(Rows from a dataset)
····················

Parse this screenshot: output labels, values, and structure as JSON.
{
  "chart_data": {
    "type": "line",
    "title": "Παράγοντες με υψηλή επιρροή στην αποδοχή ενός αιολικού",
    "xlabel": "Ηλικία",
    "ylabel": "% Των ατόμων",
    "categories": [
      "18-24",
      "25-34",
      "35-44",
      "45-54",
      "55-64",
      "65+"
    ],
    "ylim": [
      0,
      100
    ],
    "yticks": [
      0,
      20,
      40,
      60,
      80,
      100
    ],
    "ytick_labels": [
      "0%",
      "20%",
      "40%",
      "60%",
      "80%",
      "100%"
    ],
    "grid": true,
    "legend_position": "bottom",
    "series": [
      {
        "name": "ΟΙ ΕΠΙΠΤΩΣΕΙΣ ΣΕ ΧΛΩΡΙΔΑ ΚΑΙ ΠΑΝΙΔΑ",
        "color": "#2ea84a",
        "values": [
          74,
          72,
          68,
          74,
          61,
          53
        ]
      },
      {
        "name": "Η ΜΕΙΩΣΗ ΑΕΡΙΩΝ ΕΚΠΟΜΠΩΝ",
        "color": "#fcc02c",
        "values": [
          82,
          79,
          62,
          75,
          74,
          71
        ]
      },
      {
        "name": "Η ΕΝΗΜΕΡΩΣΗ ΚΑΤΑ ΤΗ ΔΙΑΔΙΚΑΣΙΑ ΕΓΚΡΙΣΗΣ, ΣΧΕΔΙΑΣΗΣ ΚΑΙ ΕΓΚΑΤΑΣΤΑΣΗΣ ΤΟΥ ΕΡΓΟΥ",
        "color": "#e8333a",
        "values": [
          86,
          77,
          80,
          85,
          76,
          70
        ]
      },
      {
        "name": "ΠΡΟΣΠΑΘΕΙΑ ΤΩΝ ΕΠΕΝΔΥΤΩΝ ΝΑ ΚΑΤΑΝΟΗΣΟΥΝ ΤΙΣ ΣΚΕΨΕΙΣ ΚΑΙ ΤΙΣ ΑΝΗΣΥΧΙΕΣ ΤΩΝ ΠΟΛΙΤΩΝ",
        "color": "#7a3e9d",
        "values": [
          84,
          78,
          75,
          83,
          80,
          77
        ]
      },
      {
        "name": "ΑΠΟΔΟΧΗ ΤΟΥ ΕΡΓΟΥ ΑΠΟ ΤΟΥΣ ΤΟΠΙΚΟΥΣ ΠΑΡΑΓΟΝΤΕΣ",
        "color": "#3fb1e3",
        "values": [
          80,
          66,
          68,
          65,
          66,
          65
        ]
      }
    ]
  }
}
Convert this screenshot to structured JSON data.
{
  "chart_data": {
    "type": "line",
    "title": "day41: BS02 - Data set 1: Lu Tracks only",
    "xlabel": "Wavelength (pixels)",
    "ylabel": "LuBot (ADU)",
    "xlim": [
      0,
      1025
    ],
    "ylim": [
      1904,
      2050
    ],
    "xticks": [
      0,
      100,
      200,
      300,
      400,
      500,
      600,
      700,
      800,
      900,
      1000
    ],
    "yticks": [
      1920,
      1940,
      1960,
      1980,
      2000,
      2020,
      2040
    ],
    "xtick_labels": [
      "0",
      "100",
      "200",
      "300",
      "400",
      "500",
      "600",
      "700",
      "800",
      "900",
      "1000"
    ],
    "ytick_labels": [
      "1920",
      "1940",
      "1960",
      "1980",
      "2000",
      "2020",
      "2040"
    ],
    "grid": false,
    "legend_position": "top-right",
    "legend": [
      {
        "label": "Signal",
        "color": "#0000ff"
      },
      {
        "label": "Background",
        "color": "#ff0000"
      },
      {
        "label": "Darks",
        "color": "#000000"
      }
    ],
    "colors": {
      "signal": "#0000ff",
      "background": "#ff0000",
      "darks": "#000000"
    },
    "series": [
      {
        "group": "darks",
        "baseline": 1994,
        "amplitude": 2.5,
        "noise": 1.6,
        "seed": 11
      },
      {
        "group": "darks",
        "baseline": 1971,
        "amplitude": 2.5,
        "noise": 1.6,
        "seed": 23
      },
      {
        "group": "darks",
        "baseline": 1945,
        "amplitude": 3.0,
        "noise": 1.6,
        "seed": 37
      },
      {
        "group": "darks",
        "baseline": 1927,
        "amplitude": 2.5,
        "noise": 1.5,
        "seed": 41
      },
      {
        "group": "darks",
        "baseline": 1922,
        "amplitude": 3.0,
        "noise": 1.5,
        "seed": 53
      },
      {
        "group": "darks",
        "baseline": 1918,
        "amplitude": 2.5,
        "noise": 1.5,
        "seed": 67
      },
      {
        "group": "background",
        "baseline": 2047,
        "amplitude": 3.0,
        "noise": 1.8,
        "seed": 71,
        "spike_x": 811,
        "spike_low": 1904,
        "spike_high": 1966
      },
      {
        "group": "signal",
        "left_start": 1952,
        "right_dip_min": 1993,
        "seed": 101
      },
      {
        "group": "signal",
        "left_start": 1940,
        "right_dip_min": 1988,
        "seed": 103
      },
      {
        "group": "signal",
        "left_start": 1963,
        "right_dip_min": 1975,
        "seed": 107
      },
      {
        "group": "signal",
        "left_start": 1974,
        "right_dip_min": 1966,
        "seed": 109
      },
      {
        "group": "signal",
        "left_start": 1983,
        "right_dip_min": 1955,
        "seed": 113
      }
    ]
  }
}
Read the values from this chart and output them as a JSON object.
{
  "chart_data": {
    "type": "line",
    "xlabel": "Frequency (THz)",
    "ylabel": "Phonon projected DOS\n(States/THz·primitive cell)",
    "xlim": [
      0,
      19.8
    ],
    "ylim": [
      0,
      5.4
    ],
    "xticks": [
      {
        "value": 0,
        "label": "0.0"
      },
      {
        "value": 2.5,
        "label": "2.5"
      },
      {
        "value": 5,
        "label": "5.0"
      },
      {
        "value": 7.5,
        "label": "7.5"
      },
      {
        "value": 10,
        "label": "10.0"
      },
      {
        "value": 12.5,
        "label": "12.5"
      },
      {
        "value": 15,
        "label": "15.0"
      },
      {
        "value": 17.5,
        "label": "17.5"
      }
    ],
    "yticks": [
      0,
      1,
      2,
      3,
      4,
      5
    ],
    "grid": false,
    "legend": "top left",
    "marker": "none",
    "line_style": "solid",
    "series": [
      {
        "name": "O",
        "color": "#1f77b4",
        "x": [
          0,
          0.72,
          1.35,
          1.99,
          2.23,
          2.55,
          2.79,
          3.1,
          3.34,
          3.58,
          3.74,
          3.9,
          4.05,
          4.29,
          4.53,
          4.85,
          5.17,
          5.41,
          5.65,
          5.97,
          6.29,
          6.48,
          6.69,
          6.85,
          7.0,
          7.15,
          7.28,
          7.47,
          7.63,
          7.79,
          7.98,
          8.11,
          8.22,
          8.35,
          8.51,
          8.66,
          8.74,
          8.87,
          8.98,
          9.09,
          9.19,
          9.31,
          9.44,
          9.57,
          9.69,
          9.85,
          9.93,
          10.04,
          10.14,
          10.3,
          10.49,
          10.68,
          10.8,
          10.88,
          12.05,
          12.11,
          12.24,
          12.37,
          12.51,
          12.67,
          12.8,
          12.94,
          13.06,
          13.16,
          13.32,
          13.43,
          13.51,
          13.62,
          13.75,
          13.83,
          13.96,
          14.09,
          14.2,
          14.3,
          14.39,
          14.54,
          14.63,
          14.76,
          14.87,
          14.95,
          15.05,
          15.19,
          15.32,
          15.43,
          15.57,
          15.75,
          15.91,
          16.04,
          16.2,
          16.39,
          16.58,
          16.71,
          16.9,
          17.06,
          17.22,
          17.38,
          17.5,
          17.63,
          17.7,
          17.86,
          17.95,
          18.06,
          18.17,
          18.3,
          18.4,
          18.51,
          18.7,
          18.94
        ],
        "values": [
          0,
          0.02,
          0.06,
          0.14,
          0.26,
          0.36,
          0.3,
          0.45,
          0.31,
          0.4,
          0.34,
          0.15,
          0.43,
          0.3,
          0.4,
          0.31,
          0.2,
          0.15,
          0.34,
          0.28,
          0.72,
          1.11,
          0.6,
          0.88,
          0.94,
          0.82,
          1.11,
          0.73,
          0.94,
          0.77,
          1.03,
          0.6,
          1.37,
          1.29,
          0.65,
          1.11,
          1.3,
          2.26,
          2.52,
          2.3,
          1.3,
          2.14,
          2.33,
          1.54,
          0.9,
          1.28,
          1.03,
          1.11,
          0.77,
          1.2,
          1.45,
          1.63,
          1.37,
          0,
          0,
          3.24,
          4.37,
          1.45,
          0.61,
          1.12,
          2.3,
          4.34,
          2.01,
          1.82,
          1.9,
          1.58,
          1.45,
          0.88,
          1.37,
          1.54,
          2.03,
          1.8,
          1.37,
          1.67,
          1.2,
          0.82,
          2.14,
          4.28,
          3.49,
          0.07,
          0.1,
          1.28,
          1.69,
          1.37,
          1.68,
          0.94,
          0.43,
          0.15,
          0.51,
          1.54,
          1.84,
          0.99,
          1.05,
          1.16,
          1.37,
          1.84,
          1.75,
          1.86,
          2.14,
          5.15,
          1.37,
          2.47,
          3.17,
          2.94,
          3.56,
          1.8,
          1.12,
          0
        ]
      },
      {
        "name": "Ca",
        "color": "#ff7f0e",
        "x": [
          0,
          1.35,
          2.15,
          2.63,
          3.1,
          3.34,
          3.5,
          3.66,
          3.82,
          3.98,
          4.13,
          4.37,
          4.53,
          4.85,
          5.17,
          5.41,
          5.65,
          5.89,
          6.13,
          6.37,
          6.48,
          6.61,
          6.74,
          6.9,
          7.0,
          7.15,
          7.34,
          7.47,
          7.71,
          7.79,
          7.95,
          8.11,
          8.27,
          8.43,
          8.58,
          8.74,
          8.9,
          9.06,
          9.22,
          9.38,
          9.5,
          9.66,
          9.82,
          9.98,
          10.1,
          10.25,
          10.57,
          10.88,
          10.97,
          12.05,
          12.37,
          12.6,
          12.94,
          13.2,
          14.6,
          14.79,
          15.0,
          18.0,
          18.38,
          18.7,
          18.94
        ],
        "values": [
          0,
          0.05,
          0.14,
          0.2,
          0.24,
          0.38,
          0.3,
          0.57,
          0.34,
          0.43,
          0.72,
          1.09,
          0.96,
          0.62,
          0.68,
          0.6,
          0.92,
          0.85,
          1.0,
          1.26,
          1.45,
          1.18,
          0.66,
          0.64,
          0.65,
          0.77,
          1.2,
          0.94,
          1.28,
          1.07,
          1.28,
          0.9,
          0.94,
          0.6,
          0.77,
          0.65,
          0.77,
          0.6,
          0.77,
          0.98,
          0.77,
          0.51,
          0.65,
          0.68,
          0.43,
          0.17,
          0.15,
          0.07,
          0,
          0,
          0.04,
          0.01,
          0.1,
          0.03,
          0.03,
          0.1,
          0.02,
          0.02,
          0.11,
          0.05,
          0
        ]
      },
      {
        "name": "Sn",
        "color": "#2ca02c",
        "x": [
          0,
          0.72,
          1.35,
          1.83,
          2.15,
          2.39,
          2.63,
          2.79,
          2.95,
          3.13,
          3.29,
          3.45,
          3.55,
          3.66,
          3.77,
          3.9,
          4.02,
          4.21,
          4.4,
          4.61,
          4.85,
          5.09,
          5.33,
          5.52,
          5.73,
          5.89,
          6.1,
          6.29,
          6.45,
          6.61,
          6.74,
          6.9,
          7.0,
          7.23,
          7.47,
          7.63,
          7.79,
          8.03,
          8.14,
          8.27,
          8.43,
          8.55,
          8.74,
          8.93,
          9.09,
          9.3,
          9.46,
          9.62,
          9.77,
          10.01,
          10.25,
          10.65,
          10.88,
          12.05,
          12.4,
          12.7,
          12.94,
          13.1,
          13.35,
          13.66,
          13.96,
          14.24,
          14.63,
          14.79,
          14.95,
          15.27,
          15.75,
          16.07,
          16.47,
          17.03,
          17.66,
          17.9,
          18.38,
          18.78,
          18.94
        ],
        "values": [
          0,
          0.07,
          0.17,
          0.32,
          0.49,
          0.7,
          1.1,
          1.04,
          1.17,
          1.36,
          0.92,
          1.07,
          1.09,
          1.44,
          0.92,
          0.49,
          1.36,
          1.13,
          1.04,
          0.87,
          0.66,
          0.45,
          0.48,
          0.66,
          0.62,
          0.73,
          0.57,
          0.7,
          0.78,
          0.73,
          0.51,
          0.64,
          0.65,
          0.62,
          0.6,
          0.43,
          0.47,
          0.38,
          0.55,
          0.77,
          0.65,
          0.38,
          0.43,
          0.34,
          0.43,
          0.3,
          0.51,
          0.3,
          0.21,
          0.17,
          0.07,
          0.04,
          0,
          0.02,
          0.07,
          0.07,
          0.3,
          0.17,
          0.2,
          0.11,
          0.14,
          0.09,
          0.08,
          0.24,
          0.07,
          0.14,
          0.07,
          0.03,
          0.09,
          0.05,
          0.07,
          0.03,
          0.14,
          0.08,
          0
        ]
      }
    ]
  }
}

····················

PROBLEM TO SOLVE:
Copy out each line of the material that holds the word "xlabel".

CORRECT RESULT:
    "xlabel": "Ηλικία",
    "xlabel": "Wavelength (pixels)",
    "xlabel": "Frequency (THz)",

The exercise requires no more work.